■ SET TASK A: In the art feature, what is the name of the exhibition at Piedmont Virginia Community College?

* Begin ARTICLE *

Culture- ART FEATURE- America the beautiful? Free-for-all at PVCC
As a young girl growing up during the Vietnam War era, I used to festoon my fake-suede fringed vest with buttons bearing slogans like "Power to the People" and "Question Authority" (I choose not to remember, "Never Trust Anyone over 30"). To me, expressing disagreement with the government seemed as American as apple pie.
Which is what gallery director Beryl Solla cleverly served at the opening of Piedmont Virginia Community College's exhibition, "Truth, Justice, and the American Way." The pie, however, was the only thing sugar-coated that day in the V. Earl Dickinson Building's North Gallery, where five artists creatively critique U.S. local, national, and global policies.
The pieces range from George Andrews' highly personal video, Red Light Runner– offering an "I fought the law, and the law won" warning– to Elmer Craig's burlap-textured ceramic "runes," impressed with letter blocks that spell out memorable quotes from the Bush administration and other political and military figures.
James Yates' two pieces invoke the American tradition of civil activism in the face of government tyranny by asking viewers to participate in the art. In "Pray For Separation of Corporation and State," peel-and-stick decals emblazoned with the title message fill a lucite holder hanging below a sign that directs viewers to take one and place it "next to the corporate logo of your choice."
Yates' second work, "Redeem Our Flag," features a painted U.S. flag obscured by a black waxy sludge. A sign advises using one of three nails resting in a nearby flag holder to scratch "Thou Shalt Not Kill" into the black, a collective act that reveals the lost red, white, and blue.

* End ARTICLE *
* Begin EXERCISE INPUT *

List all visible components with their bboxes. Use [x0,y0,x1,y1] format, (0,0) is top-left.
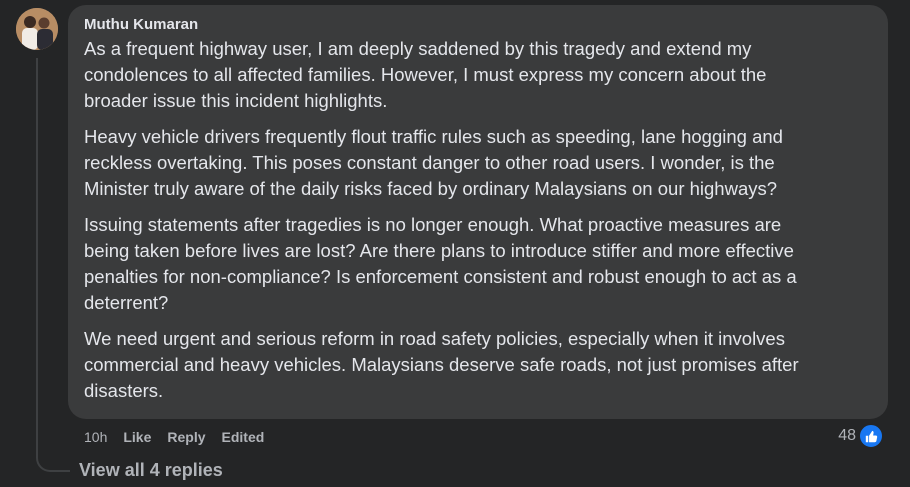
reaction-count: 48 [838,427,856,444]
thread-connector-line [36,58,38,456]
like-button[interactable]: Like [123,429,151,445]
comment-paragraph-1: As a frequent highway user, I am deeply … [84,38,767,111]
avatar[interactable] [16,8,58,50]
comment-paragraph-4: We need urgent and serious reform in roa… [84,328,799,401]
comment-actions: 10h Like Reply Edited [84,427,280,447]
comment-bubble: Muthu Kumaran As a frequent highway user… [68,5,888,419]
comment-paragraph-3: Issuing statements after tragedies is no… [84,214,797,313]
comment-author[interactable]: Muthu Kumaran [84,16,872,34]
comment-timestamp[interactable]: 10h [84,429,107,445]
edited-label[interactable]: Edited [222,429,265,445]
reaction-summary[interactable]: 48 [838,423,884,449]
comment-paragraph-2: Heavy vehicle drivers frequently flout t… [84,126,783,199]
reply-button[interactable]: Reply [167,429,205,445]
view-replies-link[interactable]: View all 4 replies [79,460,223,481]
thumbs-up-icon [858,423,884,449]
thread-connector-curve [36,440,70,472]
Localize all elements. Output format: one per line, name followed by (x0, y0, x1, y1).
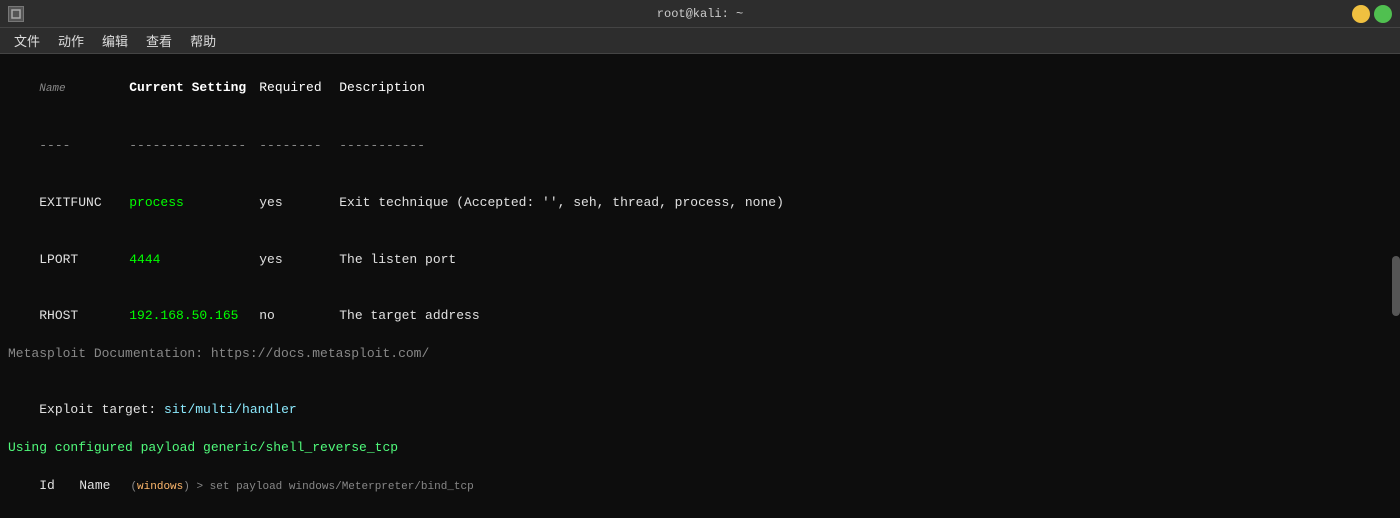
table-row-rhost: RHOST192.168.50.165noThe target address (8, 288, 1392, 345)
table-row-lport: LPORT4444yesThe listen port (8, 232, 1392, 289)
menu-file[interactable]: 文件 (6, 29, 48, 52)
menubar: 文件 动作 编辑 查看 帮助 (0, 28, 1400, 54)
menu-help[interactable]: 帮助 (182, 29, 224, 52)
minimize-button[interactable] (1352, 5, 1370, 23)
table-header: NameCurrent SettingRequiredDescription (8, 60, 1392, 117)
titlebar: root@kali: ~ (0, 0, 1400, 28)
using-payload: Using configured payload generic/shell_r… (8, 439, 1392, 458)
table-separator: -------------------------------------- (8, 119, 1392, 176)
metasploit-doc-comment: Metasploit Documentation: https://docs.m… (8, 345, 1392, 364)
menu-action[interactable]: 动作 (50, 29, 92, 52)
maximize-button[interactable] (1374, 5, 1392, 23)
window-icon (8, 6, 24, 22)
terminal[interactable]: NameCurrent SettingRequiredDescription -… (0, 54, 1400, 518)
table-row-exitfunc: EXITFUNCprocessyesExit technique (Accept… (8, 175, 1392, 232)
window-title: root@kali: ~ (657, 7, 743, 21)
id-name-header: IdName(windows) > set payload windows/Me… (8, 458, 1392, 515)
exploit-target: Exploit target: sit/multi/handler (8, 382, 1392, 439)
id-sep: -- ---- (8, 514, 1392, 518)
scroll-indicator (1392, 256, 1400, 316)
menu-edit[interactable]: 编辑 (94, 29, 136, 52)
menu-view[interactable]: 查看 (138, 29, 180, 52)
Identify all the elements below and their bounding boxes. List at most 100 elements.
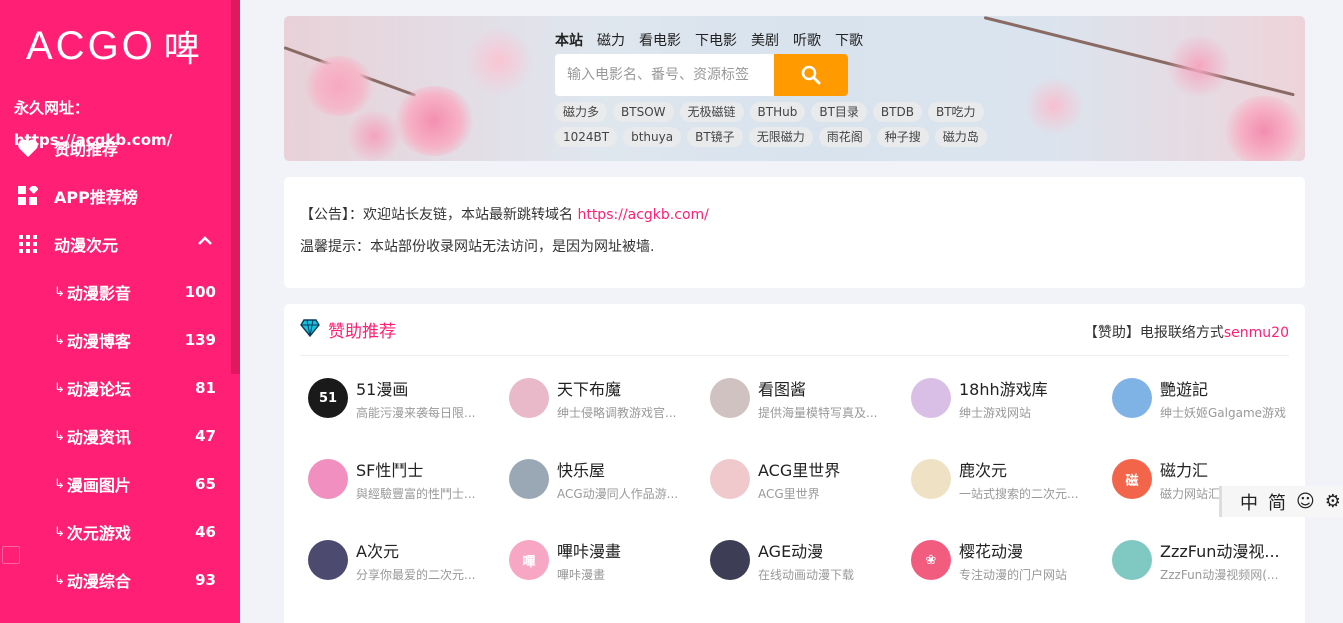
site-card[interactable]: 鹿次元 一站式搜索的二次元... [903,459,1104,540]
site-card[interactable]: 天下布魔 绅士侵略调教游戏官... [501,378,702,459]
site-card[interactable]: AGE动漫 在线动画动漫下载 [702,540,903,621]
search-tabs: 本站 磁力 看电影 下电影 美剧 听歌 下歌 [555,30,995,50]
site-desc: 绅士妖姬Galgame游戏 [1160,406,1287,420]
sponsor-contact-label: 【赞助】电报联络方式 [1083,325,1224,341]
site-name: 快乐屋 [557,461,606,480]
quick-link-chip[interactable]: 磁力多 [555,102,608,122]
quick-link-chip[interactable]: 无限磁力 [748,127,813,147]
quick-link-chip[interactable]: 雨花阁 [818,127,871,147]
diamond-icon [300,318,320,341]
site-avatar [308,540,348,580]
site-avatar [1112,540,1152,580]
quick-link-chip[interactable]: BTDB [872,102,922,122]
smiley-icon[interactable]: ☺ [1296,491,1315,512]
search-tab[interactable]: 美剧 [751,30,779,50]
site-desc: 嗶咔漫畫 [557,568,606,582]
quick-link-chip[interactable]: 种子搜 [876,127,929,147]
site-card[interactable]: A次元 分享你最爱的二次元... [300,540,501,621]
language-widget: 中简 ☺ ⚙ [1219,486,1343,517]
site-info: A次元 分享你最爱的二次元... [356,540,486,583]
site-avatar [710,459,750,499]
site-card[interactable]: ACG里世界 ACG里世界 [702,459,903,540]
site-name: SF性鬥士 [356,461,424,480]
search-tab[interactable]: 下电影 [695,30,737,50]
site-info: 18hh游戏库 绅士游戏网站 [959,378,1089,421]
site-name: 鹿次元 [959,461,1008,480]
site-name: ACG里世界 [758,461,841,480]
sponsor-contact-id[interactable]: senmu20 [1224,325,1289,341]
site-avatar: 磁 [1112,459,1152,499]
site-name: A次元 [356,542,399,561]
sidebar-item-anime[interactable]: 动漫次元 [0,220,240,268]
sidebar-subitem[interactable]: ↳ 漫画图片 65 [0,460,240,508]
search-tab[interactable]: 听歌 [793,30,821,50]
site-card[interactable]: 艷遊記 绅士妖姬Galgame游戏 [1104,378,1305,459]
sidebar-subitem[interactable]: ↳ 动漫资讯 47 [0,412,240,460]
sidebar-item-sponsor[interactable]: 赞助推荐 [0,124,240,172]
sidebar-subitem[interactable]: ↳ 动漫影音 100 [0,268,240,316]
site-card[interactable]: 嗶 嗶咔漫畫 嗶咔漫畫 [501,540,702,621]
logo-glyph: 啤 [163,29,200,70]
sidebar-subitem-count: 100 [184,283,216,301]
site-desc: ZzzFun动漫视频网(... [1160,568,1279,582]
quick-link-chip[interactable]: 1024BT [555,127,618,147]
sidebar-subitem[interactable]: ↳ 动漫论坛 81 [0,364,240,412]
site-avatar [509,459,549,499]
site-avatar [308,459,348,499]
site-card[interactable]: ZzzFun动漫视... ZzzFun动漫视频网(... [1104,540,1305,621]
sidebar-subitem[interactable]: ↳ 动漫综合 93 [0,556,240,604]
site-avatar: 嗶 [509,540,549,580]
sidebar-subitem-count: 65 [195,475,216,493]
site-card[interactable]: 看图酱 提供海量模特写真及... [702,378,903,459]
site-card[interactable]: 18hh游戏库 绅士游戏网站 [903,378,1104,459]
site-name: 18hh游戏库 [959,380,1048,399]
site-name: 看图酱 [758,380,807,399]
search-tab[interactable]: 本站 [555,30,583,50]
search-tab[interactable]: 下歌 [835,30,863,50]
site-desc: 高能污漫来袭每日限... [356,406,476,420]
site-name: 嗶咔漫畫 [557,542,622,561]
site-name: 磁力汇 [1160,461,1209,480]
site-desc: 與經驗豐富的性鬥士... [356,487,476,501]
notice-tip: 温馨提示：本站部份收录网站无法访问，是因为网址被墙. [300,239,655,255]
site-avatar: 51 [308,378,348,418]
recommend-title: 赞助推荐 [328,322,396,342]
site-card[interactable]: SF性鬥士 與經驗豐富的性鬥士... [300,459,501,540]
search-input[interactable] [555,54,774,96]
sidebar-subitem-label: 漫画图片 [66,476,131,495]
site-info: 51漫画 高能污漫来袭每日限... [356,378,486,421]
search-tab[interactable]: 看电影 [639,30,681,50]
site-card[interactable]: 快乐屋 ACG动漫同人作品游... [501,459,702,540]
site-card[interactable]: 51 51漫画 高能污漫来袭每日限... [300,378,501,459]
quick-link-chip[interactable]: 磁力岛 [934,127,987,147]
site-avatar [911,378,951,418]
domain-link[interactable]: https://acgkb.com/ [577,207,708,223]
quick-link-chip[interactable]: bthuya [623,127,682,147]
site-name: ZzzFun动漫视... [1160,542,1280,561]
lang-zh-button[interactable]: 中 [1240,489,1258,515]
logo[interactable]: ACGO 啤 [0,0,240,92]
sidebar-subitem-label: 动漫论坛 [66,380,131,399]
search-tab[interactable]: 磁力 [597,30,625,50]
sidebar-subitem[interactable]: ↳ 动漫博客 139 [0,316,240,364]
quick-link-chip[interactable]: BTHub [749,102,806,122]
sidebar-subitem-label: 动漫博客 [66,332,131,351]
quick-link-chip[interactable]: BT镜子 [687,127,743,147]
sidebar-item-app-ranking[interactable]: APP推荐榜 [0,172,240,220]
lang-simplified-button[interactable]: 简 [1268,489,1286,515]
sidebar-subitem-count: 47 [195,427,216,445]
site-card[interactable]: ❀ 樱花动漫 专注动漫的门户网站 [903,540,1104,621]
site-avatar [911,459,951,499]
quick-link-chip[interactable]: BTSOW [613,102,674,122]
search-button[interactable] [774,54,848,96]
gear-icon[interactable]: ⚙ [1325,491,1341,512]
site-info: 天下布魔 绅士侵略调教游戏官... [557,378,687,421]
site-info: ZzzFun动漫视... ZzzFun动漫视频网(... [1160,540,1290,583]
quick-link-chip[interactable]: BT目录 [811,102,867,122]
blossom-decoration [464,26,534,96]
quick-link-chip[interactable]: 无极磁链 [679,102,744,122]
search-icon [801,65,821,85]
sidebar-subitem[interactable]: ↳ 次元游戏 46 [0,508,240,556]
quick-link-chip[interactable]: BT吃力 [927,102,984,122]
permalink-text: 永久网址：https://acgkb.com/ [14,99,173,149]
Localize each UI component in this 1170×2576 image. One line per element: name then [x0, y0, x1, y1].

* End EXERCISE INPUT *

■ SET TASK B: Reproduce the stretch of entries from the line containing "site-card[interactable]: 鹿次元 一站式搜索的二次元..." through the line containing "site-avatar [509,459,549,499]".

■ EXERCISE OUTPUT A: "Truth, Justice, and the American Way."

■ EXERCISE OUTPUT B:
site-card[interactable]: 鹿次元 一站式搜索的二次元... [903,459,1104,540]
site-card[interactable]: 天下布魔 绅士侵略调教游戏官... [501,378,702,459]
site-card[interactable]: AGE动漫 在线动画动漫下载 [702,540,903,621]
search-tabs: 本站 磁力 看电影 下电影 美剧 听歌 下歌 [555,30,995,50]
site-desc: 绅士妖姬Galgame游戏 [1160,406,1287,420]
sponsor-contact-label: 【赞助】电报联络方式 [1083,325,1224,341]
site-name: 快乐屋 [557,461,606,480]
quick-link-chip[interactable]: 磁力多 [555,102,608,122]
quick-link-chip[interactable]: 无限磁力 [748,127,813,147]
quick-link-chip[interactable]: 雨花阁 [818,127,871,147]
diamond-icon [300,318,320,341]
site-avatar [308,540,348,580]
site-avatar [1112,540,1152,580]
quick-link-chip[interactable]: BTDB [872,102,922,122]
smiley-icon[interactable]: ☺ [1296,491,1315,512]
search-tab[interactable]: 美剧 [751,30,779,50]
site-desc: 嗶咔漫畫 [557,568,606,582]
quick-link-chip[interactable]: 种子搜 [876,127,929,147]
site-card[interactable]: A次元 分享你最爱的二次元... [300,540,501,621]
language-widget: 中简 ☺ ⚙ [1219,486,1343,517]
site-info: A次元 分享你最爱的二次元... [356,540,486,583]
site-avatar [710,459,750,499]
site-card[interactable]: ACG里世界 ACG里世界 [702,459,903,540]
site-name: SF性鬥士 [356,461,424,480]
search-tab[interactable]: 下电影 [695,30,737,50]
site-info: 18hh游戏库 绅士游戏网站 [959,378,1089,421]
site-name: 鹿次元 [959,461,1008,480]
site-name: ACG里世界 [758,461,841,480]
sponsor-contact-id[interactable]: senmu20 [1224,325,1289,341]
site-avatar: 磁 [1112,459,1152,499]
site-name: A次元 [356,542,399,561]
sidebar-item-anime[interactable]: 动漫次元 [0,220,240,268]
sidebar-subitem[interactable]: ↳ 漫画图片 65 [0,460,240,508]
search-tab[interactable]: 听歌 [793,30,821,50]
site-card[interactable]: 艷遊記 绅士妖姬Galgame游戏 [1104,378,1305,459]
sidebar-subitem[interactable]: ↳ 动漫资讯 47 [0,412,240,460]
sidebar-item-sponsor[interactable]: 赞助推荐 [0,124,240,172]
sidebar-subitem[interactable]: ↳ 动漫影音 100 [0,268,240,316]
site-card[interactable]: 嗶 嗶咔漫畫 嗶咔漫畫 [501,540,702,621]
logo-glyph: 啤 [163,29,200,70]
sidebar-subitem-count: 100 [184,283,216,301]
site-desc: ZzzFun动漫视频网(... [1160,568,1279,582]
quick-link-chip[interactable]: 1024BT [555,127,618,147]
sidebar-subitem[interactable]: ↳ 动漫论坛 81 [0,364,240,412]
site-avatar [509,459,549,499]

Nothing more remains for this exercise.